• SUPPLIED PASSAGE
BEGIN

Monument to Goethe

Monument to Goethe.

  We find in the Schnellpost a letter copied from a German journal, which gives an interesting account of the festival on the occason of erecting the statue of Goethe by Schwanthaler in his native place, Frankfort on the Maine, 22d October, last.

  Few persons of celebrity from a distance were present, not even the great contemporaries of the poet, Tieck and Schlegel. His friend the Chancellor Von Muller came, and answered on the part of Wiemar to the many compliments that were naturally directed to that region.

  “On the evening of the 21st,” I saw, “says the writer, “a young man pass, dressed in mourning, who is, I am told, the grandson of Goethe. He is in mourning for a lovely sister, who, some few days since, went to sleep in Vienna;—that same Vienna where, a winter or two since, the Viennese crowded to see her dance with a Herr Von Schiller.”

  At the theatre, a drama by Goethe was performed, with appropriate decorations. Emblems and inscriptions designated the house where he was born, on every occasion to strangers the most interesting object in Frankfort. The public houses attracted visitors by mottoes taken from his works. There was, however, in the preparations an obvious lack both of enthusiasm, and that address and grace which the Poet himself possessed in illustrating such occasions. He never was fortunate in so rich an occasion, as the suggestions afforded by his works and life are endless in beauty and variety. It is a pity he left no heir of his genius to make use of them. For busy as his life was, he was always ready to lavish the treasures of that genius on such an hour, knowingly how many suggestions may thus be, unawares to themselves, sown in the minds of spectators. It was, also, insufferable to him that what was done at all should be imperfectly done. Had he been a sculptor he would have been as patient as the Greeks in finishing bas-reliefs on the pedestals of statues.

END

• SUPPLIED RECORDS

BEGIN

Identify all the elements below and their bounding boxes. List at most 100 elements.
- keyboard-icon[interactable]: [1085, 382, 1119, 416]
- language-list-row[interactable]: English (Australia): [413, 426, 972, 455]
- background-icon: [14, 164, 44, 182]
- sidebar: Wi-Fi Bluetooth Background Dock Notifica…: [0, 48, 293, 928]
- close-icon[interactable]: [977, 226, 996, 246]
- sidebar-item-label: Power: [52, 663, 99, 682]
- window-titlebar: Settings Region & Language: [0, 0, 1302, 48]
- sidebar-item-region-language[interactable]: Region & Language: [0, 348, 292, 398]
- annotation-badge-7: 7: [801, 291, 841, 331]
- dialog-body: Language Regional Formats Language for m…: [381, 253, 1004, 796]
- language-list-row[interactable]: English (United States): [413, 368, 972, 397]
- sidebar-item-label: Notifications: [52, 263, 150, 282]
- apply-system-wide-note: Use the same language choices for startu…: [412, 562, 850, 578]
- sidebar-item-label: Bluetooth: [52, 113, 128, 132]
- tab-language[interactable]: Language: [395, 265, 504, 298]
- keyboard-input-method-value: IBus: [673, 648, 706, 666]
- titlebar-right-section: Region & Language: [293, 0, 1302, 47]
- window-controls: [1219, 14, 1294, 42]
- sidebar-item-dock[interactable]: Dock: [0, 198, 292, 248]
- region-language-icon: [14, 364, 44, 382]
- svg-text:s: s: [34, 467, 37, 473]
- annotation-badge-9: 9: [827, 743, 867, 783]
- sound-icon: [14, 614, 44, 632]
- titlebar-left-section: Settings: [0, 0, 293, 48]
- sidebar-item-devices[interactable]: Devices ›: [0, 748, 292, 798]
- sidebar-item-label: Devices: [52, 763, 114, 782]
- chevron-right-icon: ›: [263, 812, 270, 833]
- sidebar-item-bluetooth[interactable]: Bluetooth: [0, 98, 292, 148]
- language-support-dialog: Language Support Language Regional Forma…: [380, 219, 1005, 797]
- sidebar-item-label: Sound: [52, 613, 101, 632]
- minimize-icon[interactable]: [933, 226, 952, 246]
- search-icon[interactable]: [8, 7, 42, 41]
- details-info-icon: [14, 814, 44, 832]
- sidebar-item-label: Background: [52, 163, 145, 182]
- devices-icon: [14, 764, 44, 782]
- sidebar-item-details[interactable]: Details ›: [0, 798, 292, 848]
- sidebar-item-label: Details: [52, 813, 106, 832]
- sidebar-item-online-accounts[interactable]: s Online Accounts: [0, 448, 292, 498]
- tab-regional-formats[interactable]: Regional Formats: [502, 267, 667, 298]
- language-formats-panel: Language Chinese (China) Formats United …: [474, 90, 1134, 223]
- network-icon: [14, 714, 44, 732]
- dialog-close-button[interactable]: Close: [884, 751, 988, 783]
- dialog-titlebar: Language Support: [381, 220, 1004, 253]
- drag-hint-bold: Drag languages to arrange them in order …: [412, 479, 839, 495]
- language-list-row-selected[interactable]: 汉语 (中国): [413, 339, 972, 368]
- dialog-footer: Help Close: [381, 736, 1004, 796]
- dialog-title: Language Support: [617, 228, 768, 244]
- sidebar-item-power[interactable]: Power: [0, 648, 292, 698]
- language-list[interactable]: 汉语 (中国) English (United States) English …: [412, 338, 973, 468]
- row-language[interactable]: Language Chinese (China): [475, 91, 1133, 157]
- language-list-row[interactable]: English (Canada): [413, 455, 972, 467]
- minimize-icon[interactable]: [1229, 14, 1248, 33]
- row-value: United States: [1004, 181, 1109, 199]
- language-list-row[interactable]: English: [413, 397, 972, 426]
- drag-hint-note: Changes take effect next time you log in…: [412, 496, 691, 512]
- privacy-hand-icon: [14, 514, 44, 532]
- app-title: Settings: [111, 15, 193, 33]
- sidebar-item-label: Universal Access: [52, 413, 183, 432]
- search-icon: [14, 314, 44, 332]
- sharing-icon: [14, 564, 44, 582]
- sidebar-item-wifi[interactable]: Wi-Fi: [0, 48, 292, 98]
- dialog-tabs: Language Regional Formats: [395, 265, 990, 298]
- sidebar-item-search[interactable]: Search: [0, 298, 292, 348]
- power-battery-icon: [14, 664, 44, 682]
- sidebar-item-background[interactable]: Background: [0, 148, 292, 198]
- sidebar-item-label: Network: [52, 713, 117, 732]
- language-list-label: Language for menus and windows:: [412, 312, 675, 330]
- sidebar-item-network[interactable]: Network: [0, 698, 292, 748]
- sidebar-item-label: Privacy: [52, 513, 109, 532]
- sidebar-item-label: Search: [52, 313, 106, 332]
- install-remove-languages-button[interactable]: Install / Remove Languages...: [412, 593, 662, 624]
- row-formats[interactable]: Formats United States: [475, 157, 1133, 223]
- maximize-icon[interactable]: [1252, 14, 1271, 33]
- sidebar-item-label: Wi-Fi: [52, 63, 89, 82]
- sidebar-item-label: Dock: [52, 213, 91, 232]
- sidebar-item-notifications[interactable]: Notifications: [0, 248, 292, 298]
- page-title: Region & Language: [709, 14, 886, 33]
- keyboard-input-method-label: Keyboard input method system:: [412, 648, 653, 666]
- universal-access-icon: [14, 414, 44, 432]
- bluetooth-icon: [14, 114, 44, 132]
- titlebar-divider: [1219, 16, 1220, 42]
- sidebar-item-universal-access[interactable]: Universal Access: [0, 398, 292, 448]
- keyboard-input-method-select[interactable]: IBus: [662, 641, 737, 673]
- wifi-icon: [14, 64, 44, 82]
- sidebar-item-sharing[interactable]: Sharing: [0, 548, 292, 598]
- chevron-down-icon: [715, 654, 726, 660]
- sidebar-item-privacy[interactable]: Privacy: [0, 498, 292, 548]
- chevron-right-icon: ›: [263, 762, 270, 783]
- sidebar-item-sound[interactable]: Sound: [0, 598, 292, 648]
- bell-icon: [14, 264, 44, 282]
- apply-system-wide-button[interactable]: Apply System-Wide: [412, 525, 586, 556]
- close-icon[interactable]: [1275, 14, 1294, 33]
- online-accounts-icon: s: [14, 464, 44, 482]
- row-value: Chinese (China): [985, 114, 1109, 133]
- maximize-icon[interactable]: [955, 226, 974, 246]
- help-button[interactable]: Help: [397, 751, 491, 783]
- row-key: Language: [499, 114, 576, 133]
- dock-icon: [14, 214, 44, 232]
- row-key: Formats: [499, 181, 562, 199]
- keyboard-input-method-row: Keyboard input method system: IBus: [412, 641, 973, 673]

END

• YOUR ASSIGNMENT
Could you copy out the piece on the Goethe monument word for word, starting at the words "Monument to Goethe." and stopping after "to that region."?

• REPLY TO THE TASK
Monument to Goethe.

  We find in the Schnellpost a letter copied from a German journal, which gives an interesting account of the festival on the occason of erecting the statue of Goethe by Schwanthaler in his native place, Frankfort on the Maine, 22d October, last.

  Few persons of celebrity from a distance were present, not even the great contemporaries of the poet, Tieck and Schlegel. His friend the Chancellor Von Muller came, and answered on the part of Wiemar to the many compliments that were naturally directed to that region.